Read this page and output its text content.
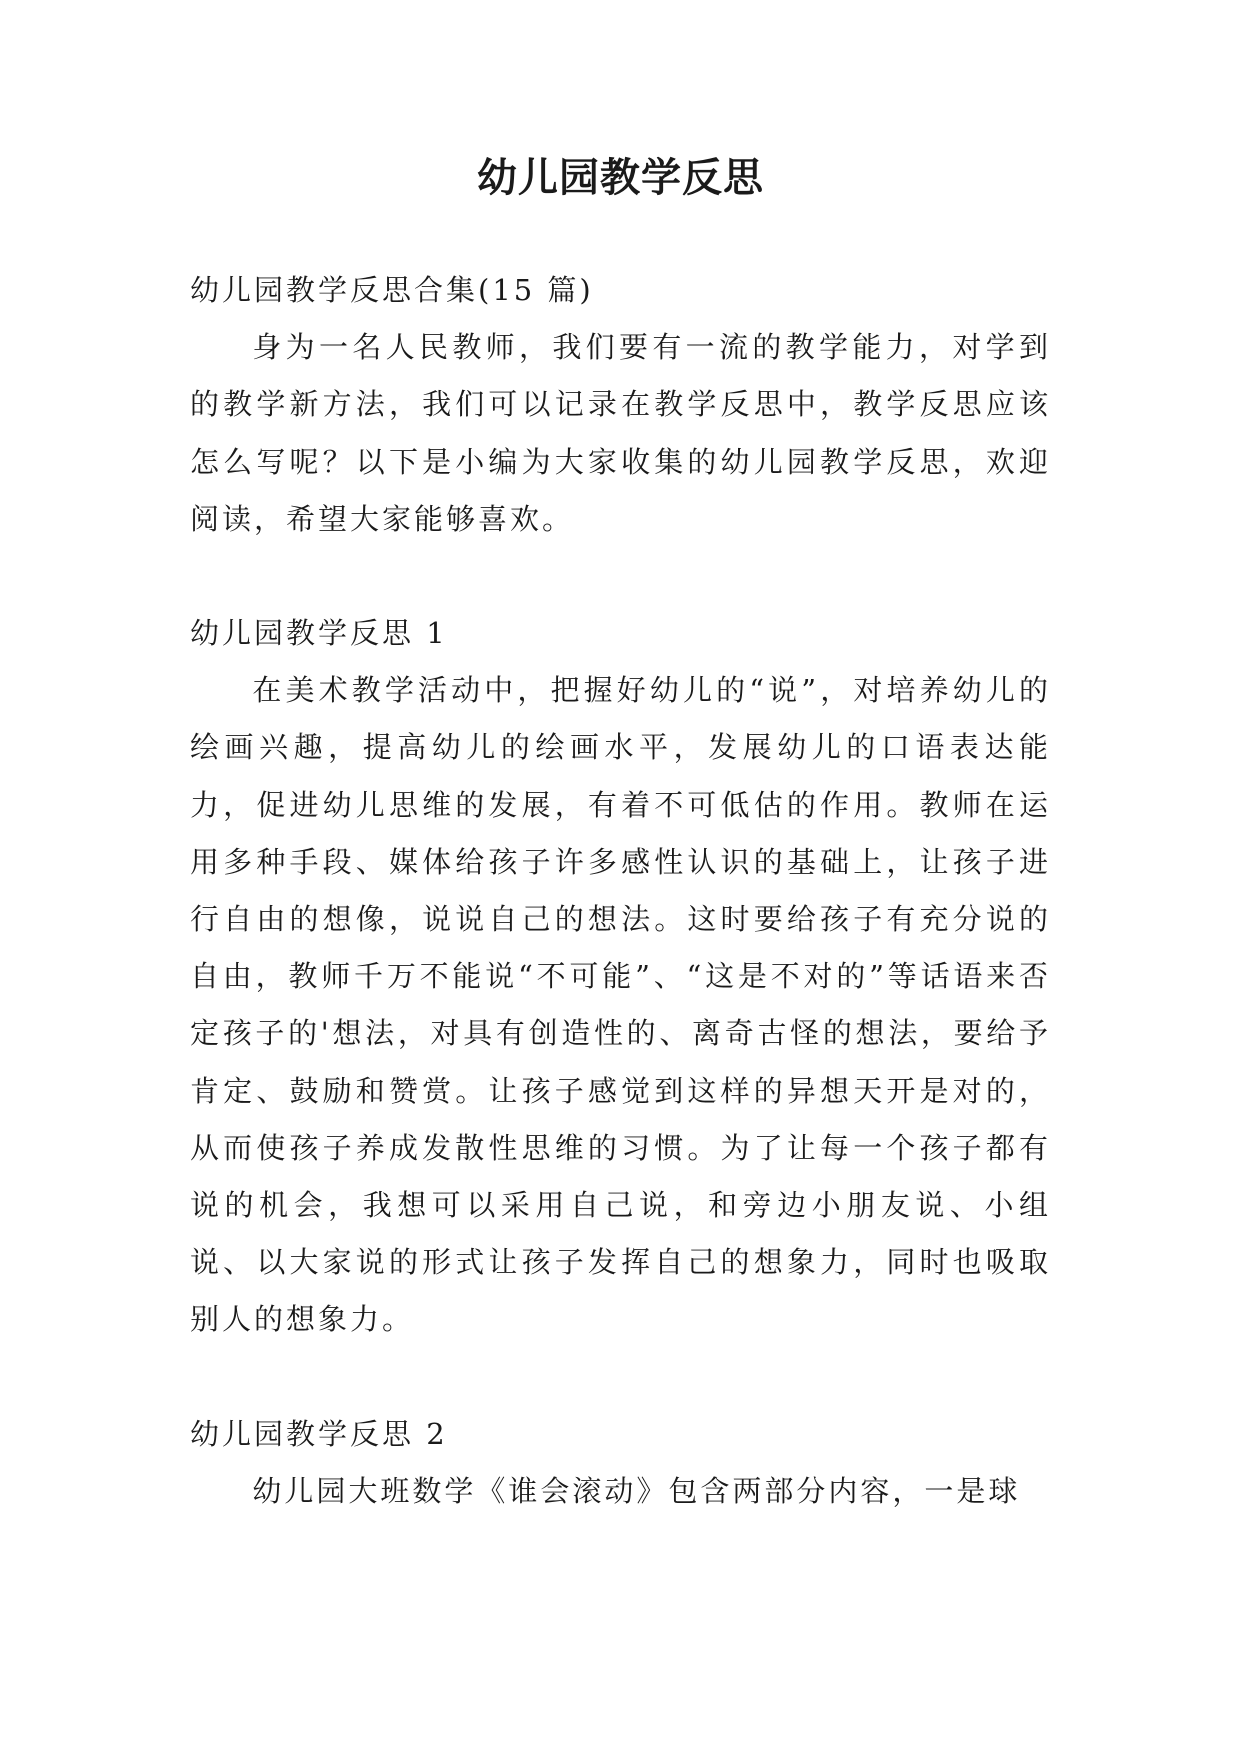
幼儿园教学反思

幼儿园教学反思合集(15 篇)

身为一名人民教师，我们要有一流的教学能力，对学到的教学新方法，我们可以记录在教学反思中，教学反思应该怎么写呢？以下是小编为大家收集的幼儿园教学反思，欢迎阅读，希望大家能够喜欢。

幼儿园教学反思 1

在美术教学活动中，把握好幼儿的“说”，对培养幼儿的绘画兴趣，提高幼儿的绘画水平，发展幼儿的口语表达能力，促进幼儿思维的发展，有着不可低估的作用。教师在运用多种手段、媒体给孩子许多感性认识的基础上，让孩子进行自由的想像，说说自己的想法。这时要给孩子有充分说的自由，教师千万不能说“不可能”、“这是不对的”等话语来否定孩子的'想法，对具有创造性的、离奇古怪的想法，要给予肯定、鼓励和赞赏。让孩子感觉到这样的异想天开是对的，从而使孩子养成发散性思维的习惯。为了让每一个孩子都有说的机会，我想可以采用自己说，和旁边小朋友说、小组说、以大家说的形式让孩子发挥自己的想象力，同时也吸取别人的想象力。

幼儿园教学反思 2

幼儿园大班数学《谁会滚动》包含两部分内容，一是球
______________________________
Exercise instructions –
Repeat the material exactly as it reads, without any of its pictures.

Result for this exercise –
Read this page and output its text content.
幼儿园教学反思

幼儿园教学反思合集(15 篇)

身为一名人民教师，我们要有一流的教学能力，对学到的教学新方法，我们可以记录在教学反思中，教学反思应该怎么写呢？以下是小编为大家收集的幼儿园教学反思，欢迎阅读，希望大家能够喜欢。

幼儿园教学反思 1

在美术教学活动中，把握好幼儿的“说”，对培养幼儿的绘画兴趣，提高幼儿的绘画水平，发展幼儿的口语表达能力，促进幼儿思维的发展，有着不可低估的作用。教师在运用多种手段、媒体给孩子许多感性认识的基础上，让孩子进行自由的想像，说说自己的想法。这时要给孩子有充分说的自由，教师千万不能说“不可能”、“这是不对的”等话语来否定孩子的'想法，对具有创造性的、离奇古怪的想法，要给予肯定、鼓励和赞赏。让孩子感觉到这样的异想天开是对的，从而使孩子养成发散性思维的习惯。为了让每一个孩子都有说的机会，我想可以采用自己说，和旁边小朋友说、小组说、以大家说的形式让孩子发挥自己的想象力，同时也吸取别人的想象力。

幼儿园教学反思 2

幼儿园大班数学《谁会滚动》包含两部分内容，一是球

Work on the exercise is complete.